(Data records)
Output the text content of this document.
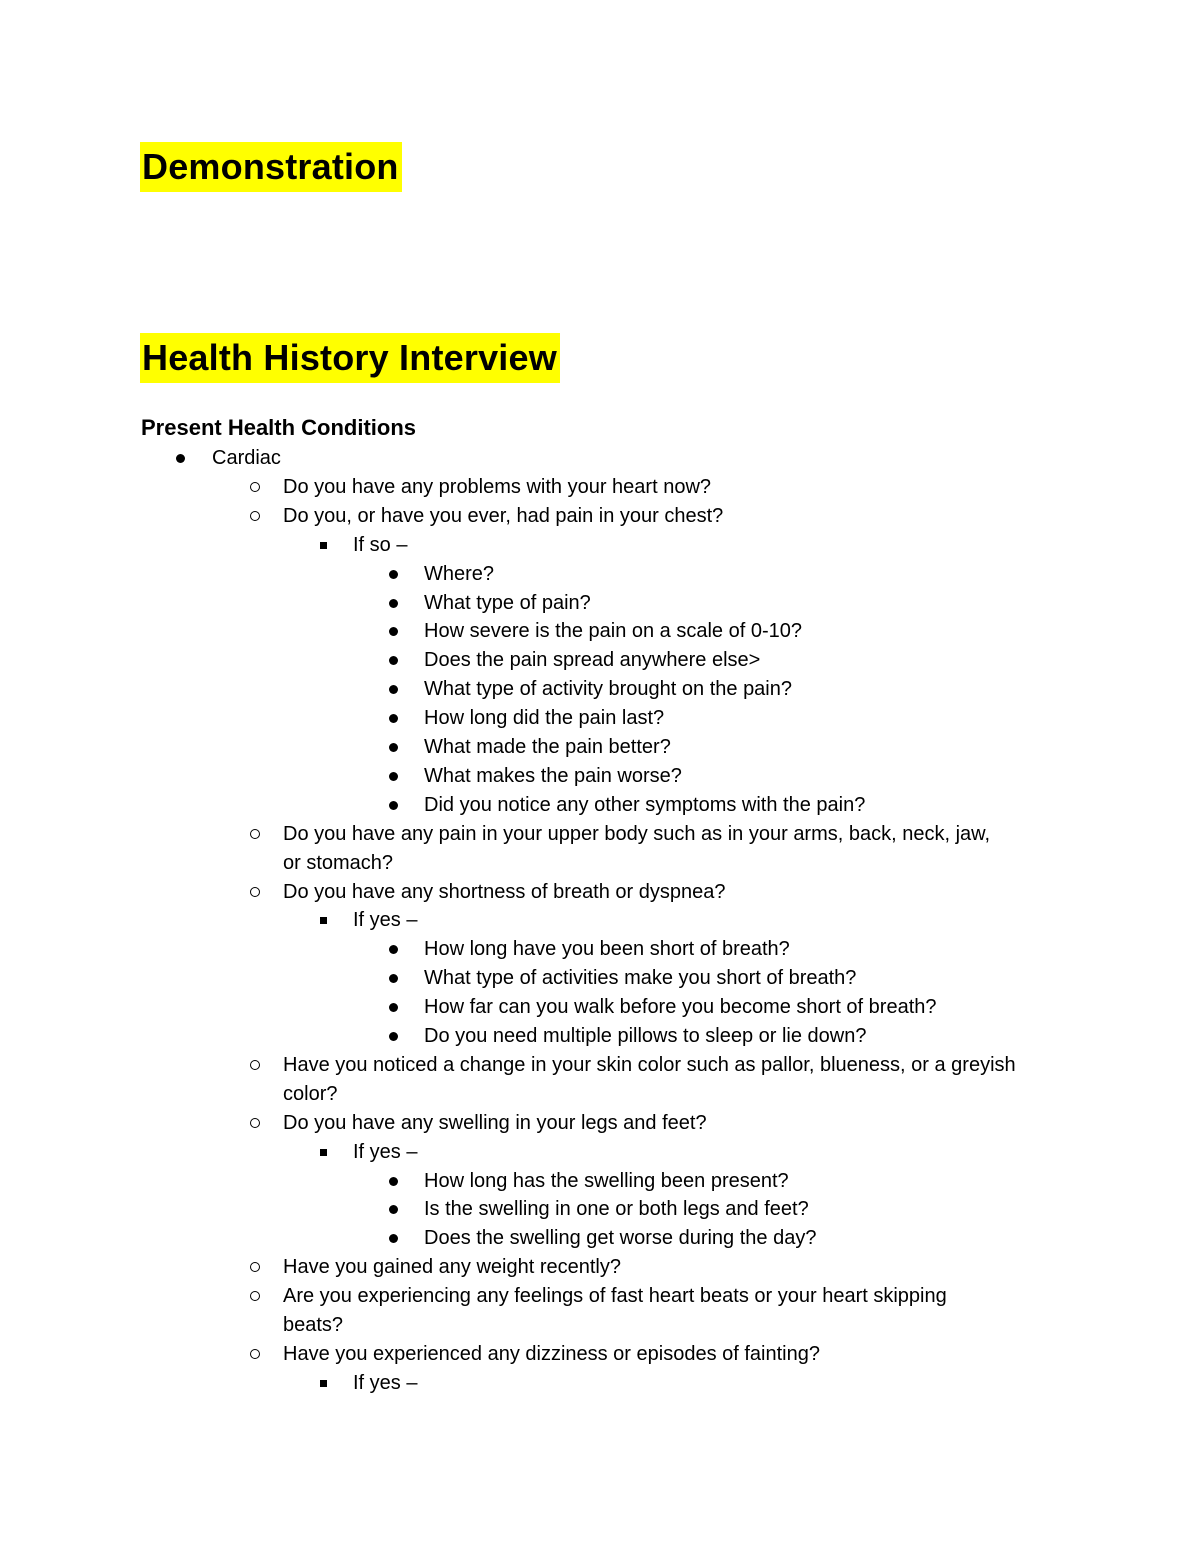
Demonstration
Health History Interview
Present Health Conditions
Cardiac
Do you have any problems with your heart now?
Do you, or have you ever, had pain in your chest?
If so –
Where?
What type of pain?
How severe is the pain on a scale of 0-10?
Does the pain spread anywhere else>
What type of activity brought on the pain?
How long did the pain last?
What made the pain better?
What makes the pain worse?
Did you notice any other symptoms with the pain?
Do you have any pain in your upper body such as in your arms, back, neck, jaw,
or stomach?
Do you have any shortness of breath or dyspnea?
If yes –
How long have you been short of breath?
What type of activities make you short of breath?
How far can you walk before you become short of breath?
Do you need multiple pillows to sleep or lie down?
Have you noticed a change in your skin color such as pallor, blueness, or a greyish
color?
Do you have any swelling in your legs and feet?
If yes –
How long has the swelling been present?
Is the swelling in one or both legs and feet?
Does the swelling get worse during the day?
Have you gained any weight recently?
Are you experiencing any feelings of fast heart beats or your heart skipping
beats?
Have you experienced any dizziness or episodes of fainting?
If yes –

◆ **What the task requires**: Pictures in the records above are not copied; print everything else exactly.

◆ **Final result**:
Output the text content of this document.
Demonstration
Health History Interview
Present Health Conditions
Cardiac
Do you have any problems with your heart now?
Do you, or have you ever, had pain in your chest?
If so –
Where?
What type of pain?
How severe is the pain on a scale of 0-10?
Does the pain spread anywhere else>
What type of activity brought on the pain?
How long did the pain last?
What made the pain better?
What makes the pain worse?
Did you notice any other symptoms with the pain?
Do you have any pain in your upper body such as in your arms, back, neck, jaw,
or stomach?
Do you have any shortness of breath or dyspnea?
If yes –
How long have you been short of breath?
What type of activities make you short of breath?
How far can you walk before you become short of breath?
Do you need multiple pillows to sleep or lie down?
Have you noticed a change in your skin color such as pallor, blueness, or a greyish
color?
Do you have any swelling in your legs and feet?
If yes –
How long has the swelling been present?
Is the swelling in one or both legs and feet?
Does the swelling get worse during the day?
Have you gained any weight recently?
Are you experiencing any feelings of fast heart beats or your heart skipping
beats?
Have you experienced any dizziness or episodes of fainting?
If yes –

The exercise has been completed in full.